Problem statement: Would you quote the material below in full and unchanged?

— START Extracted data —

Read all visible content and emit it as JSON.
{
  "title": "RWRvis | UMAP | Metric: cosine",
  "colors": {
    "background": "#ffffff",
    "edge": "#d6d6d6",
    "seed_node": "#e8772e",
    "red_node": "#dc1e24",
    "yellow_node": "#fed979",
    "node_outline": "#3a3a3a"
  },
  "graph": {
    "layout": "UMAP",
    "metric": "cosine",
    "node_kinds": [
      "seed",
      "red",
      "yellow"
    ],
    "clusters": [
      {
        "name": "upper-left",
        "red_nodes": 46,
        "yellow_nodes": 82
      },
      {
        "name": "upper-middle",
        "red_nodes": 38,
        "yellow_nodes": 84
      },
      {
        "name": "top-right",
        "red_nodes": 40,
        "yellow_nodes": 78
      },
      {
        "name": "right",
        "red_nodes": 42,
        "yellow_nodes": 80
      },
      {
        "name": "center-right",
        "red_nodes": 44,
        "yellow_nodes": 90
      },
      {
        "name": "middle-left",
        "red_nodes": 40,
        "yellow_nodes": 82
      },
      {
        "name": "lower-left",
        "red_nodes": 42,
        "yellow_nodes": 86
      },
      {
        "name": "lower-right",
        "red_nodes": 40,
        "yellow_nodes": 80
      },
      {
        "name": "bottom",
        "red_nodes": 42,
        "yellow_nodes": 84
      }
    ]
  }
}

— END Extracted data —

Solution for this problem:
Read all visible content and emit it as JSON.
{
  "title": "RWRvis | UMAP | Metric: cosine",
  "colors": {
    "background": "#ffffff",
    "edge": "#d6d6d6",
    "seed_node": "#e8772e",
    "red_node": "#dc1e24",
    "yellow_node": "#fed979",
    "node_outline": "#3a3a3a"
  },
  "graph": {
    "layout": "UMAP",
    "metric": "cosine",
    "node_kinds": [
      "seed",
      "red",
      "yellow"
    ],
    "clusters": [
      {
        "name": "upper-left",
        "red_nodes": 46,
        "yellow_nodes": 82
      },
      {
        "name": "upper-middle",
        "red_nodes": 38,
        "yellow_nodes": 84
      },
      {
        "name": "top-right",
        "red_nodes": 40,
        "yellow_nodes": 78
      },
      {
        "name": "right",
        "red_nodes": 42,
        "yellow_nodes": 80
      },
      {
        "name": "center-right",
        "red_nodes": 44,
        "yellow_nodes": 90
      },
      {
        "name": "middle-left",
        "red_nodes": 40,
        "yellow_nodes": 82
      },
      {
        "name": "lower-left",
        "red_nodes": 42,
        "yellow_nodes": 86
      },
      {
        "name": "lower-right",
        "red_nodes": 40,
        "yellow_nodes": 80
      },
      {
        "name": "bottom",
        "red_nodes": 42,
        "yellow_nodes": 84
      }
    ]
  }
}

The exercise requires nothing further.